WORK INSTRUCTIONS
Make an exact copy of the records, dropping all pictures.

MATERIAL FOR THE TASK
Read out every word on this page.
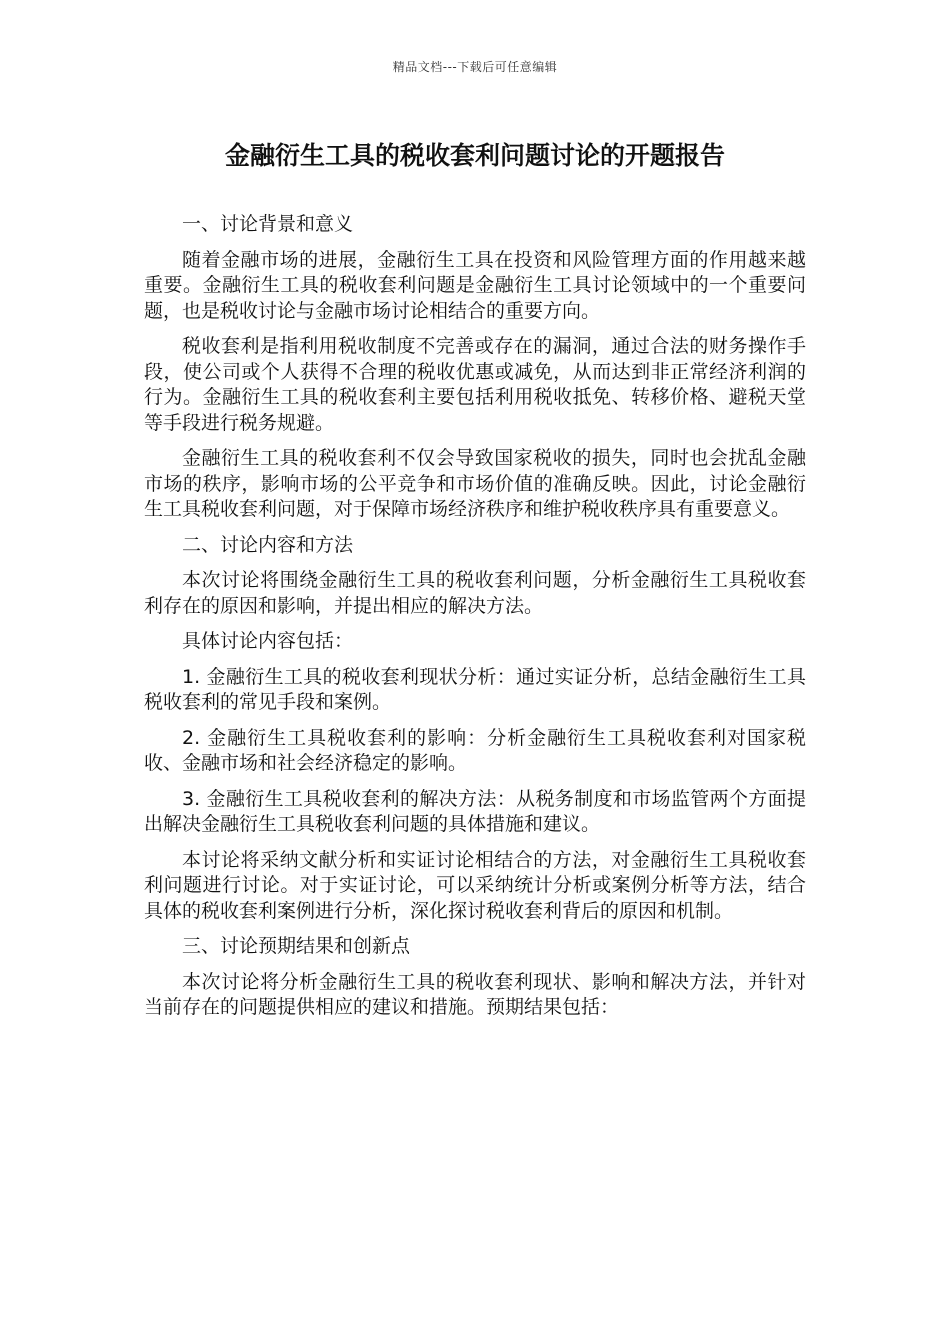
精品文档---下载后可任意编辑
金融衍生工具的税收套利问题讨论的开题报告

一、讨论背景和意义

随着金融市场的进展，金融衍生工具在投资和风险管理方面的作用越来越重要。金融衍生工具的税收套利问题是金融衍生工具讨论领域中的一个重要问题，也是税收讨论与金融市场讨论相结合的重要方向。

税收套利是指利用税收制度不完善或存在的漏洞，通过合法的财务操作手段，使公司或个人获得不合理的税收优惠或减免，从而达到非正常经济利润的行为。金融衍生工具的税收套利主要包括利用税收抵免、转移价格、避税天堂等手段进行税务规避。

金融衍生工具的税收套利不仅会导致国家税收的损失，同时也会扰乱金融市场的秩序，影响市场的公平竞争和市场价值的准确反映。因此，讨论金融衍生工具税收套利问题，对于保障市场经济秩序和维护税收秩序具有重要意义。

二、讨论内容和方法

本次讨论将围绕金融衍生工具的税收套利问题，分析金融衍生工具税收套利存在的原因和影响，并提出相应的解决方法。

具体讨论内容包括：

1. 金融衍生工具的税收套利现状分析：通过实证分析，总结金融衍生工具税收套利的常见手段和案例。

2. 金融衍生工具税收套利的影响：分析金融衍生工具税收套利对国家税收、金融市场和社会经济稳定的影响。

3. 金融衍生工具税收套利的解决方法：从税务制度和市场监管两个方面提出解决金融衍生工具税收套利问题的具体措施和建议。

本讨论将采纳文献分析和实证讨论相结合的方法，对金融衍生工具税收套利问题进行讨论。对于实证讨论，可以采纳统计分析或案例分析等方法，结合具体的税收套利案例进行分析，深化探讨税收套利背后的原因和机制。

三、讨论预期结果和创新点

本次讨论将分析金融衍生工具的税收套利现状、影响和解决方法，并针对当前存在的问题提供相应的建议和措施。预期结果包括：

SOLUTION FOR THIS TASK
Read out every word on this page.
精品文档---下载后可任意编辑
金融衍生工具的税收套利问题讨论的开题报告

一、讨论背景和意义

随着金融市场的进展，金融衍生工具在投资和风险管理方面的作用越来越重要。金融衍生工具的税收套利问题是金融衍生工具讨论领域中的一个重要问题，也是税收讨论与金融市场讨论相结合的重要方向。

税收套利是指利用税收制度不完善或存在的漏洞，通过合法的财务操作手段，使公司或个人获得不合理的税收优惠或减免，从而达到非正常经济利润的行为。金融衍生工具的税收套利主要包括利用税收抵免、转移价格、避税天堂等手段进行税务规避。

金融衍生工具的税收套利不仅会导致国家税收的损失，同时也会扰乱金融市场的秩序，影响市场的公平竞争和市场价值的准确反映。因此，讨论金融衍生工具税收套利问题，对于保障市场经济秩序和维护税收秩序具有重要意义。

二、讨论内容和方法

本次讨论将围绕金融衍生工具的税收套利问题，分析金融衍生工具税收套利存在的原因和影响，并提出相应的解决方法。

具体讨论内容包括：

1. 金融衍生工具的税收套利现状分析：通过实证分析，总结金融衍生工具税收套利的常见手段和案例。

2. 金融衍生工具税收套利的影响：分析金融衍生工具税收套利对国家税收、金融市场和社会经济稳定的影响。

3. 金融衍生工具税收套利的解决方法：从税务制度和市场监管两个方面提出解决金融衍生工具税收套利问题的具体措施和建议。

本讨论将采纳文献分析和实证讨论相结合的方法，对金融衍生工具税收套利问题进行讨论。对于实证讨论，可以采纳统计分析或案例分析等方法，结合具体的税收套利案例进行分析，深化探讨税收套利背后的原因和机制。

三、讨论预期结果和创新点

本次讨论将分析金融衍生工具的税收套利现状、影响和解决方法，并针对当前存在的问题提供相应的建议和措施。预期结果包括：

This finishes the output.